### Exercise details:
Among the records below, find each line that includes the string "FeCl₃" and copy it.

### Listed records:
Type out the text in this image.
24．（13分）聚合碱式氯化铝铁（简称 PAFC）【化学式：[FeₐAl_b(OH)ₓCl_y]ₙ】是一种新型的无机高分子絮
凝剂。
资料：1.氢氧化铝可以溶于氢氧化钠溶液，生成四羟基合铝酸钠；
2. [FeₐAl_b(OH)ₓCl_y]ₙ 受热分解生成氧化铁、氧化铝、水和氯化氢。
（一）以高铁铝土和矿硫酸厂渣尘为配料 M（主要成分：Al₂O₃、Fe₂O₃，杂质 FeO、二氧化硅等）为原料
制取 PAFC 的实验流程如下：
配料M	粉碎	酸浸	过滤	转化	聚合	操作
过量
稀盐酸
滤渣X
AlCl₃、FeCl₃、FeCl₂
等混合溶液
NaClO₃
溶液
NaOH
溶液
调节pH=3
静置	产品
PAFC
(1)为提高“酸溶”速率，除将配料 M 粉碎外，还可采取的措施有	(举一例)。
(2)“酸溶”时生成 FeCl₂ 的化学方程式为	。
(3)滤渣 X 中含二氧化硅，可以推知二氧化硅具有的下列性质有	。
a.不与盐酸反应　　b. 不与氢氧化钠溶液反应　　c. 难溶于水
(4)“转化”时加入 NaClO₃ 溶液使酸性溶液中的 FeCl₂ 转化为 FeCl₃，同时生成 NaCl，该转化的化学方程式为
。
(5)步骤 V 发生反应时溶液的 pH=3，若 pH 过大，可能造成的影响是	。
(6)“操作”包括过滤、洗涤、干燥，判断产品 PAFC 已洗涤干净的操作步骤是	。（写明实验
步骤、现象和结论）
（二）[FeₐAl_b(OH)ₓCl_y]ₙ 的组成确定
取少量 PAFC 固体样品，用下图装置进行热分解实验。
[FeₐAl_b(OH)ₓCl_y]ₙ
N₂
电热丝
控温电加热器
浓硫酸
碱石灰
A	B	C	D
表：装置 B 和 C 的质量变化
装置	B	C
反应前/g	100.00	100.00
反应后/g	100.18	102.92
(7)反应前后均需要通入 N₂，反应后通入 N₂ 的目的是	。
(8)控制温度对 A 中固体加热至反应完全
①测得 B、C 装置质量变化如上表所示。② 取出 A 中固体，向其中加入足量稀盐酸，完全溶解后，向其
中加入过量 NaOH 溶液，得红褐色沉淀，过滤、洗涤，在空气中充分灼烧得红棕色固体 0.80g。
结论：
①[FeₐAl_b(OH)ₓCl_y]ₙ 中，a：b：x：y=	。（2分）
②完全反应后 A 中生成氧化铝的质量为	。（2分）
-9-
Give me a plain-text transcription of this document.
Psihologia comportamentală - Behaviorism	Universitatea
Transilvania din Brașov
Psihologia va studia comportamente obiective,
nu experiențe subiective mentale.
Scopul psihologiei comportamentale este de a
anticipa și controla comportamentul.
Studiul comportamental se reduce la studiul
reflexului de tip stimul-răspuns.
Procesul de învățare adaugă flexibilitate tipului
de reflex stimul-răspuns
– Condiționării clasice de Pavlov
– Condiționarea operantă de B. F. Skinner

### Final result:
AlCl₃、FeCl₃、FeCl₂
(4)“转化”时加入 NaClO₃ 溶液使酸性溶液中的 FeCl₂ 转化为 FeCl₃，同时生成 NaCl，该转化的化学方程式为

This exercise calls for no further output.